▶ **Given request**: Write out all of the lines below, exactly and completely.

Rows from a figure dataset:
START
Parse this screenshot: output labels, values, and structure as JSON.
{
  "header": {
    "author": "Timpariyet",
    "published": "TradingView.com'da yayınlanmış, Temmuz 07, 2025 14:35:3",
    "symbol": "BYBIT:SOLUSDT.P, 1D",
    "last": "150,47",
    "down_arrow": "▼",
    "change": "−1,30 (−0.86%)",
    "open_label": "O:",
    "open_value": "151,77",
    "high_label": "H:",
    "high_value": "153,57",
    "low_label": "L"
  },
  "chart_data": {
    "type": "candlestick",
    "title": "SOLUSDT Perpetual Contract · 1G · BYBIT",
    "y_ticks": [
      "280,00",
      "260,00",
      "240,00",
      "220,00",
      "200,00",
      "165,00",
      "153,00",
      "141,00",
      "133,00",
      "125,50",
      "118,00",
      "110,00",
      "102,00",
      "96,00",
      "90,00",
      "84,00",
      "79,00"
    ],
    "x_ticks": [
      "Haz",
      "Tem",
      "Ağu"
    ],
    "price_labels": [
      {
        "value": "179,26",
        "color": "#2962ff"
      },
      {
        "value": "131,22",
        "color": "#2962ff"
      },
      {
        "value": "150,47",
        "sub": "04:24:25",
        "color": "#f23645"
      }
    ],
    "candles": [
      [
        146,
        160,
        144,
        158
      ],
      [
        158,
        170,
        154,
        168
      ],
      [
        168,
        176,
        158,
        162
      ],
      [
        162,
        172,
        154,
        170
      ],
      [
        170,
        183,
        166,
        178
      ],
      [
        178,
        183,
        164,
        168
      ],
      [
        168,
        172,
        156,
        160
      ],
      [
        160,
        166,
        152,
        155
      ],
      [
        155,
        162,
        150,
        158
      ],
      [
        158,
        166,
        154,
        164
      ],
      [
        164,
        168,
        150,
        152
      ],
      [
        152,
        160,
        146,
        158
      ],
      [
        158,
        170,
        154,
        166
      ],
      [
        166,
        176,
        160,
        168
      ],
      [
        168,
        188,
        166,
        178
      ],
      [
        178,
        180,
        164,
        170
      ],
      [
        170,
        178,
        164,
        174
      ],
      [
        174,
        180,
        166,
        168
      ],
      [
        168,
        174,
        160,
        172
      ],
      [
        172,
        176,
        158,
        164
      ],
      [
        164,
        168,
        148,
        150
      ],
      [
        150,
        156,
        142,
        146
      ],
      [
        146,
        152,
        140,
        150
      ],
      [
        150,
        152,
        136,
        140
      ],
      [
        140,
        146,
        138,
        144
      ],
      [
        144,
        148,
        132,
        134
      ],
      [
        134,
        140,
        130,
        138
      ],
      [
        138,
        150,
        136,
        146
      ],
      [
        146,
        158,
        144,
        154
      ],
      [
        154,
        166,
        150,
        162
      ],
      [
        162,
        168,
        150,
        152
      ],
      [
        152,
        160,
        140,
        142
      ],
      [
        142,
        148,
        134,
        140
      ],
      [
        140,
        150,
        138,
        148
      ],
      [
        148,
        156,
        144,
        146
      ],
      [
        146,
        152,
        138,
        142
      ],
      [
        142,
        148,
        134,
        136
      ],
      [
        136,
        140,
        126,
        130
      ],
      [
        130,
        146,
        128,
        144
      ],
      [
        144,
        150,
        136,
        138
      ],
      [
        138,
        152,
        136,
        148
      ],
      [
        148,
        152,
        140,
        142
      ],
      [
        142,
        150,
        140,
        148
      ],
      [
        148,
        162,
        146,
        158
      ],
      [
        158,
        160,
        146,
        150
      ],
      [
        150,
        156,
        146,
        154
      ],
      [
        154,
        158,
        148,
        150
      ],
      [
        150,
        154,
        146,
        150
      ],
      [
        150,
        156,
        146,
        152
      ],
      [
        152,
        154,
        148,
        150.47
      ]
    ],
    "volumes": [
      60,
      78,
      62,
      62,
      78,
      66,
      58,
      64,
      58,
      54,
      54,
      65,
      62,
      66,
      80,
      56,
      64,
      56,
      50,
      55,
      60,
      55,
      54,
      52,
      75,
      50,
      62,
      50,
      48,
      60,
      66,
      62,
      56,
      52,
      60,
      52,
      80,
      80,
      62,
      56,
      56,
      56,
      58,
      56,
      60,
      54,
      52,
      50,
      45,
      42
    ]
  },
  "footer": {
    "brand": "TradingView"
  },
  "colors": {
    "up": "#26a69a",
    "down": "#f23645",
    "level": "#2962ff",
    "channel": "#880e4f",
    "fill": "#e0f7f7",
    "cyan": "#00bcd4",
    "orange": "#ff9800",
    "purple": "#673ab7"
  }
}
END
▶ **Written answer**:
Parse this screenshot: output labels, values, and structure as JSON.
{
  "header": {
    "author": "Timpariyet",
    "published": "TradingView.com'da yayınlanmış, Temmuz 07, 2025 14:35:3",
    "symbol": "BYBIT:SOLUSDT.P, 1D",
    "last": "150,47",
    "down_arrow": "▼",
    "change": "−1,30 (−0.86%)",
    "open_label": "O:",
    "open_value": "151,77",
    "high_label": "H:",
    "high_value": "153,57",
    "low_label": "L"
  },
  "chart_data": {
    "type": "candlestick",
    "title": "SOLUSDT Perpetual Contract · 1G · BYBIT",
    "y_ticks": [
      "280,00",
      "260,00",
      "240,00",
      "220,00",
      "200,00",
      "165,00",
      "153,00",
      "141,00",
      "133,00",
      "125,50",
      "118,00",
      "110,00",
      "102,00",
      "96,00",
      "90,00",
      "84,00",
      "79,00"
    ],
    "x_ticks": [
      "Haz",
      "Tem",
      "Ağu"
    ],
    "price_labels": [
      {
        "value": "179,26",
        "color": "#2962ff"
      },
      {
        "value": "131,22",
        "color": "#2962ff"
      },
      {
        "value": "150,47",
        "sub": "04:24:25",
        "color": "#f23645"
      }
    ],
    "candles": [
      [
        146,
        160,
        144,
        158
      ],
      [
        158,
        170,
        154,
        168
      ],
      [
        168,
        176,
        158,
        162
      ],
      [
        162,
        172,
        154,
        170
      ],
      [
        170,
        183,
        166,
        178
      ],
      [
        178,
        183,
        164,
        168
      ],
      [
        168,
        172,
        156,
        160
      ],
      [
        160,
        166,
        152,
        155
      ],
      [
        155,
        162,
        150,
        158
      ],
      [
        158,
        166,
        154,
        164
      ],
      [
        164,
        168,
        150,
        152
      ],
      [
        152,
        160,
        146,
        158
      ],
      [
        158,
        170,
        154,
        166
      ],
      [
        166,
        176,
        160,
        168
      ],
      [
        168,
        188,
        166,
        178
      ],
      [
        178,
        180,
        164,
        170
      ],
      [
        170,
        178,
        164,
        174
      ],
      [
        174,
        180,
        166,
        168
      ],
      [
        168,
        174,
        160,
        172
      ],
      [
        172,
        176,
        158,
        164
      ],
      [
        164,
        168,
        148,
        150
      ],
      [
        150,
        156,
        142,
        146
      ],
      [
        146,
        152,
        140,
        150
      ],
      [
        150,
        152,
        136,
        140
      ],
      [
        140,
        146,
        138,
        144
      ],
      [
        144,
        148,
        132,
        134
      ],
      [
        134,
        140,
        130,
        138
      ],
      [
        138,
        150,
        136,
        146
      ],
      [
        146,
        158,
        144,
        154
      ],
      [
        154,
        166,
        150,
        162
      ],
      [
        162,
        168,
        150,
        152
      ],
      [
        152,
        160,
        140,
        142
      ],
      [
        142,
        148,
        134,
        140
      ],
      [
        140,
        150,
        138,
        148
      ],
      [
        148,
        156,
        144,
        146
      ],
      [
        146,
        152,
        138,
        142
      ],
      [
        142,
        148,
        134,
        136
      ],
      [
        136,
        140,
        126,
        130
      ],
      [
        130,
        146,
        128,
        144
      ],
      [
        144,
        150,
        136,
        138
      ],
      [
        138,
        152,
        136,
        148
      ],
      [
        148,
        152,
        140,
        142
      ],
      [
        142,
        150,
        140,
        148
      ],
      [
        148,
        162,
        146,
        158
      ],
      [
        158,
        160,
        146,
        150
      ],
      [
        150,
        156,
        146,
        154
      ],
      [
        154,
        158,
        148,
        150
      ],
      [
        150,
        154,
        146,
        150
      ],
      [
        150,
        156,
        146,
        152
      ],
      [
        152,
        154,
        148,
        150.47
      ]
    ],
    "volumes": [
      60,
      78,
      62,
      62,
      78,
      66,
      58,
      64,
      58,
      54,
      54,
      65,
      62,
      66,
      80,
      56,
      64,
      56,
      50,
      55,
      60,
      55,
      54,
      52,
      75,
      50,
      62,
      50,
      48,
      60,
      66,
      62,
      56,
      52,
      60,
      52,
      80,
      80,
      62,
      56,
      56,
      56,
      58,
      56,
      60,
      54,
      52,
      50,
      45,
      42
    ]
  },
  "footer": {
    "brand": "TradingView"
  },
  "colors": {
    "up": "#26a69a",
    "down": "#f23645",
    "level": "#2962ff",
    "channel": "#880e4f",
    "fill": "#e0f7f7",
    "cyan": "#00bcd4",
    "orange": "#ff9800",
    "purple": "#673ab7"
  }
}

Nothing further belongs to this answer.